JOB – Rewrite the items from the start through the line containing "column-header-first[interactable] [14, 183, 96, 239]", changing "screenshot" to "image" and leaving everything else the same. Omit the pictures.

GIVEN DATA –
►

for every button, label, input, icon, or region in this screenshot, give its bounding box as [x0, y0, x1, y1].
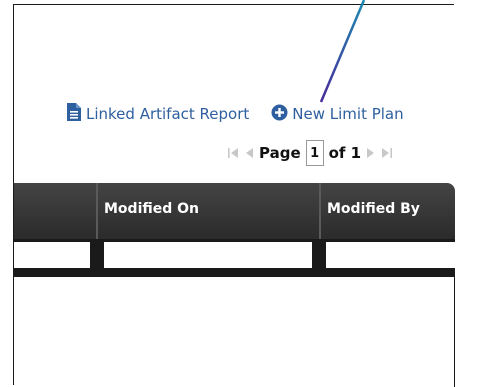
filter-input-modified-on[interactable] [104, 242, 312, 268]
column-header-modified-on[interactable]: Modified On [98, 183, 318, 239]
column-header-first[interactable] [14, 183, 96, 239]
column-header-modified-by[interactable]: Modified By [321, 183, 455, 239]
grid-body [14, 277, 455, 387]
pagination: Page 1 of 1 [227, 139, 393, 167]
filter-input-first[interactable] [14, 242, 90, 268]
plus-circle-icon [271, 104, 288, 125]
current-page-input[interactable]: 1 [305, 140, 324, 166]
grid-header: Modified On Modified By [14, 183, 455, 271]
document-icon [66, 102, 82, 126]
toolbar: Linked Artifact Report New Limit Plan [66, 102, 404, 126]
linked-artifact-report-label: Linked Artifact Report [86, 105, 250, 123]
next-page-icon[interactable] [366, 146, 376, 160]
filter-input-modified-by[interactable] [326, 242, 455, 268]
new-limit-plan-label: New Limit Plan [292, 105, 404, 123]
page-total: of 1 [328, 144, 362, 162]
last-page-icon[interactable] [381, 146, 393, 160]
first-page-icon[interactable] [227, 146, 239, 160]
new-limit-plan-button[interactable]: New Limit Plan [271, 104, 404, 125]
filter-row [14, 239, 455, 277]
prev-page-icon[interactable] [244, 146, 254, 160]
linked-artifact-report-link[interactable]: Linked Artifact Report [66, 102, 249, 126]
page-word: Page [259, 144, 301, 162]
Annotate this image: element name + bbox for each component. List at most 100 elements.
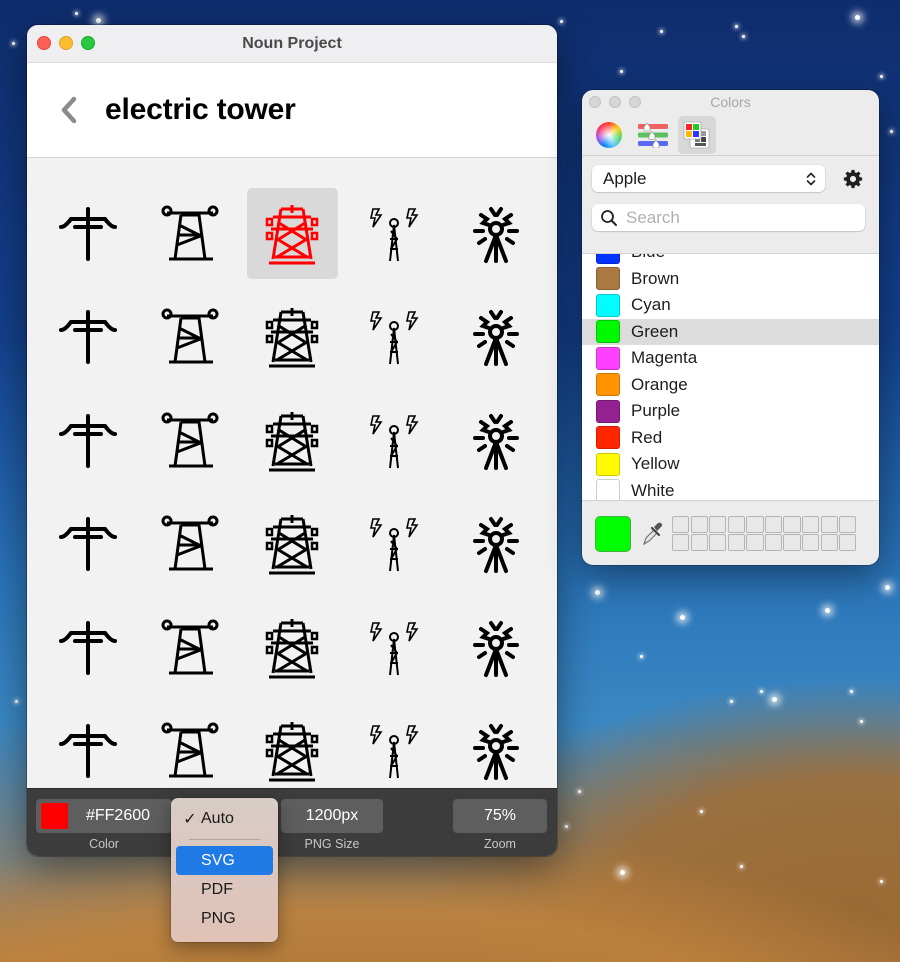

◄

FULL ANSWER –
for every button, label, input, icon, or region in this image, give its bounding box as [x0, y0, x1, y1].
filter-input-modified-on[interactable] [104, 242, 312, 268]
column-header-modified-on[interactable]: Modified On [98, 183, 318, 239]
column-header-first[interactable] [14, 183, 96, 239]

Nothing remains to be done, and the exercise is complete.